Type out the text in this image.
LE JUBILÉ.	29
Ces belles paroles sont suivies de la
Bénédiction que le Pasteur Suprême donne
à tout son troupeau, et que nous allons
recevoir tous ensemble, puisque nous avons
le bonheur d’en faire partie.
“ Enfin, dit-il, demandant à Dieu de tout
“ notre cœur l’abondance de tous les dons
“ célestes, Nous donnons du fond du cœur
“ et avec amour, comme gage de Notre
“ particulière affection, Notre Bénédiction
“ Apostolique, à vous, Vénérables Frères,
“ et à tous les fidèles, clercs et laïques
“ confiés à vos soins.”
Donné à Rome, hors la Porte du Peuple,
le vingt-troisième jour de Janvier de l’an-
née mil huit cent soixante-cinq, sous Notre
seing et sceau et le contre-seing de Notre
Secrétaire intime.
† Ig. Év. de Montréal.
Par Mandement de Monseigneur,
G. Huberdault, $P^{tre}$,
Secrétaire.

===

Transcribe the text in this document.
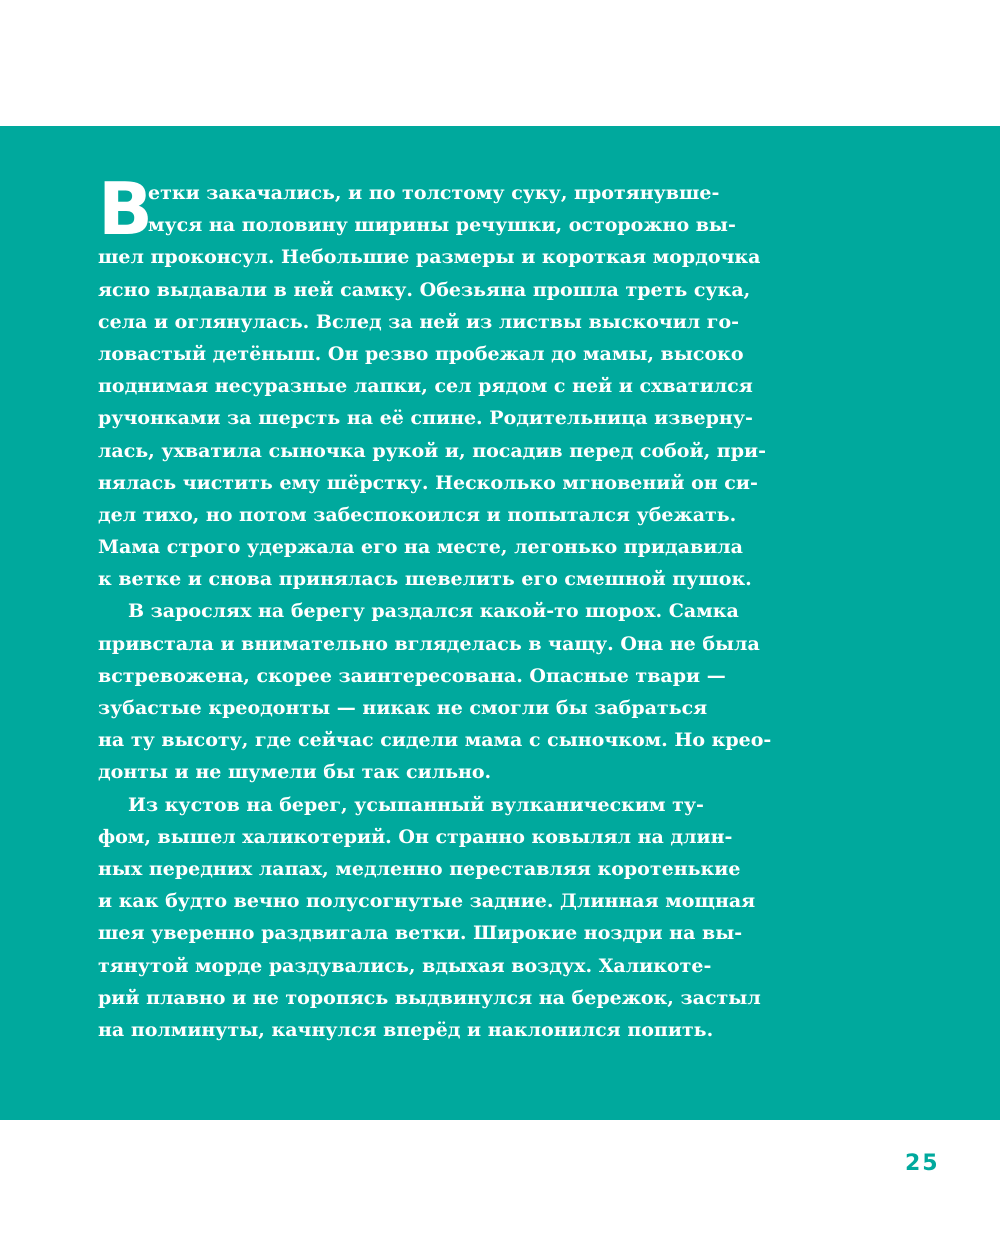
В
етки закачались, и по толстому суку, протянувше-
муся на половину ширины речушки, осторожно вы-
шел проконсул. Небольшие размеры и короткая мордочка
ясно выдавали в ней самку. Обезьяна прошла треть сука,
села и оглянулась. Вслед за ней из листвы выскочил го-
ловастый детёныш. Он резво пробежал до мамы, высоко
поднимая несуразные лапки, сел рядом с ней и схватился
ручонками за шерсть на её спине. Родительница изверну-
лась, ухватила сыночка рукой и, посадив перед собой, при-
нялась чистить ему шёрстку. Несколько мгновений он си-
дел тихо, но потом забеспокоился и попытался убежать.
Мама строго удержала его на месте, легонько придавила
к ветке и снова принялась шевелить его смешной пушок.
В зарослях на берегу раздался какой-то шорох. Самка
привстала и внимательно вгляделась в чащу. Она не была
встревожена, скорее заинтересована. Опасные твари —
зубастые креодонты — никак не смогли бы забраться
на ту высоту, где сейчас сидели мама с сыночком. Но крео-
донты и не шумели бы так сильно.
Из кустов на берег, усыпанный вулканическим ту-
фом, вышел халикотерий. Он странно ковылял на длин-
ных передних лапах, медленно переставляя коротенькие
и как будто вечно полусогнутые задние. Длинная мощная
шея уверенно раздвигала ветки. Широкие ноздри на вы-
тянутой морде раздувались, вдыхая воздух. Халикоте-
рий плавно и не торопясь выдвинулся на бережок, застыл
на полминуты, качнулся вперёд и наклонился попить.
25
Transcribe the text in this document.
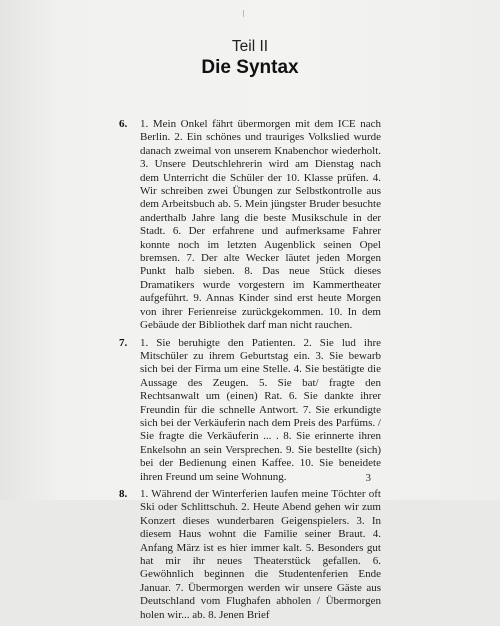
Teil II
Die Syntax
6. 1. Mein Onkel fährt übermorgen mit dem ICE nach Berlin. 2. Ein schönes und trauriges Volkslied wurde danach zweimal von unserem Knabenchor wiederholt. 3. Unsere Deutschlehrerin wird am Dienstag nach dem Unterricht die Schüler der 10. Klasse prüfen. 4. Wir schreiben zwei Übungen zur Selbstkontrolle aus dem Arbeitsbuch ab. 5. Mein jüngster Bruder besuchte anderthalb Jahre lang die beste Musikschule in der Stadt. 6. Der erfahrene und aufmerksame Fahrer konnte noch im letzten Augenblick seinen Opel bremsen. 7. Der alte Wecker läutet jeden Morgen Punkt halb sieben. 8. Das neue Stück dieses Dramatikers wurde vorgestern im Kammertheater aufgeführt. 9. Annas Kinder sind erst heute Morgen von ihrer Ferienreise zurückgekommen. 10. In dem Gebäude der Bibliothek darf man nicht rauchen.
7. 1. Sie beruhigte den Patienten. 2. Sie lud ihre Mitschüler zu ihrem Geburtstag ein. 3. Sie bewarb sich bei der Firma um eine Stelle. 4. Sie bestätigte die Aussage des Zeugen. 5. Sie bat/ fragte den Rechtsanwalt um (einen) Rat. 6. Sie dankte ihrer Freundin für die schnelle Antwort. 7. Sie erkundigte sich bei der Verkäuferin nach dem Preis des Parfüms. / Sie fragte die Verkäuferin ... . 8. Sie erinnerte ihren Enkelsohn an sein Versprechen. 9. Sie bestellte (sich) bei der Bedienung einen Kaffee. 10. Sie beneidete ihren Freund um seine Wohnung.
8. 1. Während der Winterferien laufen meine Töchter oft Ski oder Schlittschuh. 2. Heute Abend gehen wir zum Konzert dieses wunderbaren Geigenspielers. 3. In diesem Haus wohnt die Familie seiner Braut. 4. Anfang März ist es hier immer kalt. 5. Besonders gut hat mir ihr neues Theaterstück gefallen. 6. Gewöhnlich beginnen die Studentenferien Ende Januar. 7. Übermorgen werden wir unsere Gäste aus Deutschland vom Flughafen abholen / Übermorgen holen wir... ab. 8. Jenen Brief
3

===

Copy each line of the records that contains the word "ihrer".

Task result>
6. 1. Mein Onkel fährt übermorgen mit dem ICE nach Berlin. 2. Ein schönes und trauriges Volkslied wurde danach zweimal von unserem Knabenchor wiederholt. 3. Unsere Deutschlehrerin wird am Dienstag nach dem Unterricht die Schüler der 10. Klasse prüfen. 4. Wir schreiben zwei Übungen zur Selbstkontrolle aus dem Arbeitsbuch ab. 5. Mein jüngster Bruder besuchte anderthalb Jahre lang die beste Musikschule in der Stadt. 6. Der erfahrene und aufmerksame Fahrer konnte noch im letzten Augenblick seinen Opel bremsen. 7. Der alte Wecker läutet jeden Morgen Punkt halb sieben. 8. Das neue Stück dieses Dramatikers wurde vorgestern im Kammertheater aufgeführt. 9. Annas Kinder sind erst heute Morgen von ihrer Ferienreise zurückgekommen. 10. In dem Gebäude der Bibliothek darf man nicht rauchen.
7. 1. Sie beruhigte den Patienten. 2. Sie lud ihre Mitschüler zu ihrem Geburtstag ein. 3. Sie bewarb sich bei der Firma um eine Stelle. 4. Sie bestätigte die Aussage des Zeugen. 5. Sie bat/ fragte den Rechtsanwalt um (einen) Rat. 6. Sie dankte ihrer Freundin für die schnelle Antwort. 7. Sie erkundigte sich bei der Verkäuferin nach dem Preis des Parfüms. / Sie fragte die Verkäuferin ... . 8. Sie erinnerte ihren Enkelsohn an sein Versprechen. 9. Sie bestellte (sich) bei der Bedienung einen Kaffee. 10. Sie beneidete ihren Freund um seine Wohnung.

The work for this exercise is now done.